Start of Dataset extract
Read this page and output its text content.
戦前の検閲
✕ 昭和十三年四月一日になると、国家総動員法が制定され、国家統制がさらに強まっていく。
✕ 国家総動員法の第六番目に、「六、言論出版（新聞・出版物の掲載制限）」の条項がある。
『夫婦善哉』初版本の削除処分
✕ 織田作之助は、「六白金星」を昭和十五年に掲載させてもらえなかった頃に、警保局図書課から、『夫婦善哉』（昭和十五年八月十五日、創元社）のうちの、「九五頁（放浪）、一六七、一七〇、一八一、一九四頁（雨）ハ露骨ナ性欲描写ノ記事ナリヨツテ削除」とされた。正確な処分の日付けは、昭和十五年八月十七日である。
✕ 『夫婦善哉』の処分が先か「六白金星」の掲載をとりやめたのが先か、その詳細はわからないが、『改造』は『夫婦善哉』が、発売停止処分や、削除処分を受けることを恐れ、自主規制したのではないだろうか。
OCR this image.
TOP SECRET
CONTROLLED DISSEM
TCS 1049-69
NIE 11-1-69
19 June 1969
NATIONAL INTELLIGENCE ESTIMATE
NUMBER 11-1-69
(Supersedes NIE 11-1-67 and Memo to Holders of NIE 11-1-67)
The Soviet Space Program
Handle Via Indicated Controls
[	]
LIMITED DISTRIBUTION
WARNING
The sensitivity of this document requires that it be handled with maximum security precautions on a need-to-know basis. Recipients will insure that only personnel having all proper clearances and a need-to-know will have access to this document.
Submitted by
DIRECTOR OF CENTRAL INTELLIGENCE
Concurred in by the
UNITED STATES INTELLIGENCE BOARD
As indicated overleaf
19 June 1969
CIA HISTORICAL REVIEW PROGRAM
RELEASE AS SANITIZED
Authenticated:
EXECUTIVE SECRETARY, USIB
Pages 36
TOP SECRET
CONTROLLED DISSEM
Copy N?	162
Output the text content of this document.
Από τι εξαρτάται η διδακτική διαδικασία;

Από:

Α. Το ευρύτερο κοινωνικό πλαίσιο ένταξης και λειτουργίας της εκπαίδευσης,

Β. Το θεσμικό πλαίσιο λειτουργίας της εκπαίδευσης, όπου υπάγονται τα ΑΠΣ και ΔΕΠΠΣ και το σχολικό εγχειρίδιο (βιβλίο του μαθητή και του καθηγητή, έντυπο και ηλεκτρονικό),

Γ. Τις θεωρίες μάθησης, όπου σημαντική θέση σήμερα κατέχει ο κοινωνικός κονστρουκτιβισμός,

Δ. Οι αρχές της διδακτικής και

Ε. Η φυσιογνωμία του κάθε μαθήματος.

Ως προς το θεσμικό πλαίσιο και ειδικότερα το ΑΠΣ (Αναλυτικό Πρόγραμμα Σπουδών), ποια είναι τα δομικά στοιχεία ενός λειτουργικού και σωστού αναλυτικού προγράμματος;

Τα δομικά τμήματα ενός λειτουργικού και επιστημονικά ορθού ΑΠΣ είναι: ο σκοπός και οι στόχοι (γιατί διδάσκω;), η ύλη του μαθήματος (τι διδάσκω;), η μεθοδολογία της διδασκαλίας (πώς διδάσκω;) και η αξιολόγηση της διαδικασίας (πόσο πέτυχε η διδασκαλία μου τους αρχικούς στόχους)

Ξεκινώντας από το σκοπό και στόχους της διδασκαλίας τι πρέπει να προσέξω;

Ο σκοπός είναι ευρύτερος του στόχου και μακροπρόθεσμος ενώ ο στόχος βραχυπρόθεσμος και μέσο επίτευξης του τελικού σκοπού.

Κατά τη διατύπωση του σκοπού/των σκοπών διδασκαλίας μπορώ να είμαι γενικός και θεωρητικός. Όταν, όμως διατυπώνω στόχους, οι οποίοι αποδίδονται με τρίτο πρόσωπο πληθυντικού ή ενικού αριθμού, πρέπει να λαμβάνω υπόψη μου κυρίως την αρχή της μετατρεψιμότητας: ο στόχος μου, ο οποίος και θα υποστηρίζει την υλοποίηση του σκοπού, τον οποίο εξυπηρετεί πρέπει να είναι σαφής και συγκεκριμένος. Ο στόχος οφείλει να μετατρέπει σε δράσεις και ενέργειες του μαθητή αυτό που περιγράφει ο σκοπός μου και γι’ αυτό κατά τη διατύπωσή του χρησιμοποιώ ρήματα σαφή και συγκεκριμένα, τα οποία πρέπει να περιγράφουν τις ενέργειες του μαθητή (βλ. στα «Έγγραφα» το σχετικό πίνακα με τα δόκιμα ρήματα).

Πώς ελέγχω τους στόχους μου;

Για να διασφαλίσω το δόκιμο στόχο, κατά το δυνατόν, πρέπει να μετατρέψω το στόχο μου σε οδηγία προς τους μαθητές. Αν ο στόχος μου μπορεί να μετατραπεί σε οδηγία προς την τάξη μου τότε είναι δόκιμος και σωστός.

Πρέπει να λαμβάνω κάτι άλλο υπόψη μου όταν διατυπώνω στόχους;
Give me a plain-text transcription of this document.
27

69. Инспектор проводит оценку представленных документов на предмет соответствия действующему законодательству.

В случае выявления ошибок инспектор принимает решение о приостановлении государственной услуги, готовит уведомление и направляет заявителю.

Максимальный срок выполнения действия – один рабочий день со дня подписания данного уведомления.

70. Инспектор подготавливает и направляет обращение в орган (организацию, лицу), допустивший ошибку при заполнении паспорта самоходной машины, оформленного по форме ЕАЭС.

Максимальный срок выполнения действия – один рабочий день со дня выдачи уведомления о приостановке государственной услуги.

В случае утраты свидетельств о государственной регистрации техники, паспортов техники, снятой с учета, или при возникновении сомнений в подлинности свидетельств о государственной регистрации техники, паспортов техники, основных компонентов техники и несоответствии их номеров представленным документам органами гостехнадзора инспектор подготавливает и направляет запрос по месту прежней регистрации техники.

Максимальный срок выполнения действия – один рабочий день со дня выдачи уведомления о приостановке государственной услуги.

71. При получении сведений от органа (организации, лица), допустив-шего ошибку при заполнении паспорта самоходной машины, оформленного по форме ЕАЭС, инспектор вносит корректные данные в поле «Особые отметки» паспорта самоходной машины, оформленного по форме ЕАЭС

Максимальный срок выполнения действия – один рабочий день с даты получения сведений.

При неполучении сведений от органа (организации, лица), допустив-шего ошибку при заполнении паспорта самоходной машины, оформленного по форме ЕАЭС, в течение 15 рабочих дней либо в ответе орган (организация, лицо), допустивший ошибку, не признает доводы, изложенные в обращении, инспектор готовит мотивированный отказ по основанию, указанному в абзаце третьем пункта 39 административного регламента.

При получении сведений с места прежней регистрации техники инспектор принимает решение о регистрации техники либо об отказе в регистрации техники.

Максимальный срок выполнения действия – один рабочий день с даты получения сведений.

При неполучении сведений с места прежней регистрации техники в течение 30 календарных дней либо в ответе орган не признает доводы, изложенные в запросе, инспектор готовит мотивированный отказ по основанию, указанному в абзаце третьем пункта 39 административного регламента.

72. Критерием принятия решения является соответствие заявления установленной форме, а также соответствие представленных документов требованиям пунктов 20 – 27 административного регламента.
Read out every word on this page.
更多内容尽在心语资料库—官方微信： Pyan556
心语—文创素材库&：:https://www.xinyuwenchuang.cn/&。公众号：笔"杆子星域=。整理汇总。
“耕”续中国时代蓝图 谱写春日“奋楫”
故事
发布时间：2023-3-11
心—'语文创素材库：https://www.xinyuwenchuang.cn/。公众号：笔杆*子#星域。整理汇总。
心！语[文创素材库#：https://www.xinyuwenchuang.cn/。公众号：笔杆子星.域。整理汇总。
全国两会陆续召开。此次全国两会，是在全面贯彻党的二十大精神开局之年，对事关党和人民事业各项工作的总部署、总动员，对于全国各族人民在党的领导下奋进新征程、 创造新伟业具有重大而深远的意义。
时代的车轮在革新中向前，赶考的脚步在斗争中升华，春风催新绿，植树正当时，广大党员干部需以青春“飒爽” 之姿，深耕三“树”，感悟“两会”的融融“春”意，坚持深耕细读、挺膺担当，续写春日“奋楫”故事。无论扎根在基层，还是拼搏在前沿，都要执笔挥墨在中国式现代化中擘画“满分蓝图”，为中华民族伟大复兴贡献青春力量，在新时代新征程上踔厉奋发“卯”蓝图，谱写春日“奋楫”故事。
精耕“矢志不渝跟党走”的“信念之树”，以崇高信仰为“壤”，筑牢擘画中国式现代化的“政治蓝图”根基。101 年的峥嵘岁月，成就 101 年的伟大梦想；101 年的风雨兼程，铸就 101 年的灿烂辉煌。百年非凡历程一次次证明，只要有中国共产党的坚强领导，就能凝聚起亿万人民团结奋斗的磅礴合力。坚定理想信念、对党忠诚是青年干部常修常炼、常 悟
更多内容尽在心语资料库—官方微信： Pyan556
End of Dataset extract
Look through the entries above; copy every line holding the string "όπου".

Solution to the problem
Β. Το θεσμικό πλαίσιο λειτουργίας της εκπαίδευσης, όπου υπάγονται τα ΑΠΣ και ΔΕΠΠΣ και το σχολικό εγχειρίδιο (βιβλίο του μαθητή και του καθηγητή, έντυπο και ηλεκτρονικό),
Γ. Τις θεωρίες μάθησης, όπου σημαντική θέση σήμερα κατέχει ο κοινωνικός κονστρουκτιβισμός,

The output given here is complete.